▸ **EXERCISE INSTRUCTIONS**: Give every line from the entries that contains "почта".

========================================================================

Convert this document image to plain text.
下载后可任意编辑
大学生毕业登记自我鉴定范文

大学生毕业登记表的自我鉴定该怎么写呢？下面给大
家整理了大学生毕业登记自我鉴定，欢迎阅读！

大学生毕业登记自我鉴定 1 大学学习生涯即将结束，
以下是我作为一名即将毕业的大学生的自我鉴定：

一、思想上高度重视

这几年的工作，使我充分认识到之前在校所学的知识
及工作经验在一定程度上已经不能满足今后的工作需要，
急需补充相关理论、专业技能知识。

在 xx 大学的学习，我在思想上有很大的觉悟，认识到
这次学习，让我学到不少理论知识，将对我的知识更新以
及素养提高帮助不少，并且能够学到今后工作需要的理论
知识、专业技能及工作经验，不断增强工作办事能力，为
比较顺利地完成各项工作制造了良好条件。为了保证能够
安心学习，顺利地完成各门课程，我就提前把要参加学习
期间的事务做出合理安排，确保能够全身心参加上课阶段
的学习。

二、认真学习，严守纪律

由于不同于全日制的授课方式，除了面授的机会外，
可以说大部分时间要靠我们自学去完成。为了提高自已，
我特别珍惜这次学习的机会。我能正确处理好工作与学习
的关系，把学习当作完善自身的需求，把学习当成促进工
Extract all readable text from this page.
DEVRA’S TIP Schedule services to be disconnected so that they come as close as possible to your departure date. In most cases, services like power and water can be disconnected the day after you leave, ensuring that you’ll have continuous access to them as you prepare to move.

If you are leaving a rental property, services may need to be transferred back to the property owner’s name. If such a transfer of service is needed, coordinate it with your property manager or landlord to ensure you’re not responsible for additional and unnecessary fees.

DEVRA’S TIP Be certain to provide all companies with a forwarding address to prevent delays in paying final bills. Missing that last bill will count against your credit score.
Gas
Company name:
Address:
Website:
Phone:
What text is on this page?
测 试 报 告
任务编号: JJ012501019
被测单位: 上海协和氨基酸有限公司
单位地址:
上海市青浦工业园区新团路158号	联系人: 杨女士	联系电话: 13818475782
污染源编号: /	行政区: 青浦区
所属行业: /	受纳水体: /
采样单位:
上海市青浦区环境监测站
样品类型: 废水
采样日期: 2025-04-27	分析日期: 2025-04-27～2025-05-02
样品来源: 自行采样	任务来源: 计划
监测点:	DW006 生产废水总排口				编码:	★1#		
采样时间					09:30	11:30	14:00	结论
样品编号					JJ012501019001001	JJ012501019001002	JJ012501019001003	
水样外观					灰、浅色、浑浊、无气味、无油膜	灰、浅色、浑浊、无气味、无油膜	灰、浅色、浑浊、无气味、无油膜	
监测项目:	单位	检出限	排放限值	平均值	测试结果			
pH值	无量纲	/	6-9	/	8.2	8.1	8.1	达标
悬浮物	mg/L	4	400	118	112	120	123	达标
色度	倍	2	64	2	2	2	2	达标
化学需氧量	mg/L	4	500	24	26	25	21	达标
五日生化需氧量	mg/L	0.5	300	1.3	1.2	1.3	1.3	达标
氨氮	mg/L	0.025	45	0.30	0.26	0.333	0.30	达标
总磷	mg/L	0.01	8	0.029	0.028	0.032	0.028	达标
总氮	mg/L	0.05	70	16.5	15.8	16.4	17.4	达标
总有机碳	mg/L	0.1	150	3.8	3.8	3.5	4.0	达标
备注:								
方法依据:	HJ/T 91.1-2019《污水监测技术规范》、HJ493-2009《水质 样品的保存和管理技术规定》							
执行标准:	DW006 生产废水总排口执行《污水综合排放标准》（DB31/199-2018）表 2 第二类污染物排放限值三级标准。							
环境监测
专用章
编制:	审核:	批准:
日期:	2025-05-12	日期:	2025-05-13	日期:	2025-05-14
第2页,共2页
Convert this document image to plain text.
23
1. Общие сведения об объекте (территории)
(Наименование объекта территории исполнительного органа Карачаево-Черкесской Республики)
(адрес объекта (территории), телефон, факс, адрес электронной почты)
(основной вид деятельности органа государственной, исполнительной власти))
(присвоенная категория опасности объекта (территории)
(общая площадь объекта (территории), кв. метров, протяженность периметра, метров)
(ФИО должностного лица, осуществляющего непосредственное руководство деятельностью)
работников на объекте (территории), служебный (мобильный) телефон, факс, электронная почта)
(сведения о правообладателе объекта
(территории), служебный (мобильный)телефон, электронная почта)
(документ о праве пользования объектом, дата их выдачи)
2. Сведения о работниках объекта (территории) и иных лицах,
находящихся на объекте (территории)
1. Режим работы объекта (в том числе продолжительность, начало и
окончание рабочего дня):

========================================================================

▸ **SOLUTION TO THIS PROBLEM**:
работников на объекте (территории), служебный (мобильный) телефон, факс, электронная почта)
(территории), служебный (мобильный)телефон, электронная почта)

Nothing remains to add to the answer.